Short exercise
Determine the count of lines holding the string "color". Return only the number.

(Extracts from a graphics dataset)
***
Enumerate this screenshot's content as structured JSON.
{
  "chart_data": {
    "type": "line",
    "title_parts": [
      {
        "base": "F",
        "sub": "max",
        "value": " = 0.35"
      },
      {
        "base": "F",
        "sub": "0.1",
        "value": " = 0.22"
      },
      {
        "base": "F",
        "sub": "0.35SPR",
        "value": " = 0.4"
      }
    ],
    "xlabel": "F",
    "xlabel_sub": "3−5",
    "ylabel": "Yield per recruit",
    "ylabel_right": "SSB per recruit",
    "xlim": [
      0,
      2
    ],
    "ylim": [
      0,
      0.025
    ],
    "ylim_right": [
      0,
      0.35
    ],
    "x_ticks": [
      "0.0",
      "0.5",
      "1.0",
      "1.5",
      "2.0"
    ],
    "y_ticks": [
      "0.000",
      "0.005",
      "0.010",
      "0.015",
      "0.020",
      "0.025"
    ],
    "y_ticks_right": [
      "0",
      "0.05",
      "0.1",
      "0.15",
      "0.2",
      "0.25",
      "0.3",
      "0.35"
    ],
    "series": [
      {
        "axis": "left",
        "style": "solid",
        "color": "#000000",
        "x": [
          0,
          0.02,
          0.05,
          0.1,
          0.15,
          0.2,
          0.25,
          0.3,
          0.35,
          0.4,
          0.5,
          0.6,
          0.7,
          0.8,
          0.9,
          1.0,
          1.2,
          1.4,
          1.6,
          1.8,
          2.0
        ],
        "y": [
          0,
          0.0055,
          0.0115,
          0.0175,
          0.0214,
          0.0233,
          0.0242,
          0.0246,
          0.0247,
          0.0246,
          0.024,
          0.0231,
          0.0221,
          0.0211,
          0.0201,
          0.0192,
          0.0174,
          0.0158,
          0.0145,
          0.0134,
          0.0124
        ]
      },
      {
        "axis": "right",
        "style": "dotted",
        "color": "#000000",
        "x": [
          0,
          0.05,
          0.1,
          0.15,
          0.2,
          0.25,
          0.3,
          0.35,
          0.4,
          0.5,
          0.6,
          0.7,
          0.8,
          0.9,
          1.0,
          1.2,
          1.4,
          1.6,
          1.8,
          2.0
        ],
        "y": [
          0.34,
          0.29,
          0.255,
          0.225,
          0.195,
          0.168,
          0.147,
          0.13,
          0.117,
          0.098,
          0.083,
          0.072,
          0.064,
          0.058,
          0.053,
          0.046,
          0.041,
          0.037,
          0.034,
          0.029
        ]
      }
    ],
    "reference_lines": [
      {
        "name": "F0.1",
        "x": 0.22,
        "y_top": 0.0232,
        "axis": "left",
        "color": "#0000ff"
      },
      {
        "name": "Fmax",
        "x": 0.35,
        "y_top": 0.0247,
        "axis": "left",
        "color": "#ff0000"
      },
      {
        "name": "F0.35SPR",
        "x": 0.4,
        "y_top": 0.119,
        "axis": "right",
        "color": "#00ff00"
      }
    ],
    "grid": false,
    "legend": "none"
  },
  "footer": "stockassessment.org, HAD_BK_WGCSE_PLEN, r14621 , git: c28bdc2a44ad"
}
***
Output
5